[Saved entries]
-- START --

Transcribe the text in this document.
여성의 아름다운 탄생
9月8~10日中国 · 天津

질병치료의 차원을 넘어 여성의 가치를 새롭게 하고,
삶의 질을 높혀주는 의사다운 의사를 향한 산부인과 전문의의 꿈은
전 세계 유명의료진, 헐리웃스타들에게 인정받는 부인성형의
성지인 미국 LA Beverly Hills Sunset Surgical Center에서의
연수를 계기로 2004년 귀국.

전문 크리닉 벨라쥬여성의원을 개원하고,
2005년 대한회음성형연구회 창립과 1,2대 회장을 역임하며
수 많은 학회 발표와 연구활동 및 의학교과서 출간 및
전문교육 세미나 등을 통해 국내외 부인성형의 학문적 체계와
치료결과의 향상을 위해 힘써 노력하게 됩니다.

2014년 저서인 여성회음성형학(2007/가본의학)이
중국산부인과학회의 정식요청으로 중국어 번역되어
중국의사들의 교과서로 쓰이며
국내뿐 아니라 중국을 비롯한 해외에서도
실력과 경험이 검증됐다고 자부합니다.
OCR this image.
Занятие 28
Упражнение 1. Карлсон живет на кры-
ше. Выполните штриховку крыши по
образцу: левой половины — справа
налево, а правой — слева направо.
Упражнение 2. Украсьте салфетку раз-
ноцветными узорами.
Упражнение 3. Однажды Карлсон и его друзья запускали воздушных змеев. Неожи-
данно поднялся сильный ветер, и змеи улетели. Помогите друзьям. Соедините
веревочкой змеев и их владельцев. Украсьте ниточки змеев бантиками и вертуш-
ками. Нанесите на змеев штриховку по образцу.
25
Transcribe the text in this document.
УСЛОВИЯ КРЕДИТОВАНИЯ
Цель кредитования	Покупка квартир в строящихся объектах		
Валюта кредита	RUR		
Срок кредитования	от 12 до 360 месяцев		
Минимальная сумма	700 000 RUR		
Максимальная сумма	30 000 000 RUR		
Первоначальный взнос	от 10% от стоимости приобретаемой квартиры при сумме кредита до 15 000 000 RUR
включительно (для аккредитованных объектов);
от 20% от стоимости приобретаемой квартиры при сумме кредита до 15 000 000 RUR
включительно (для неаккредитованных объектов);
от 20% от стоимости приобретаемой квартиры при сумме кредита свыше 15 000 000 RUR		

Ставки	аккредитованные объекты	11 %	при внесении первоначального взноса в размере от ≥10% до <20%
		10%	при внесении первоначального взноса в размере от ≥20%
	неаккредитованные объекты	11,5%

-- END --

| EXERCISE DIRECTIONS |
Check each line of the data above for the string "размере" and report only how many lines have it.

| OUTPUT FOR THIS TASK |
2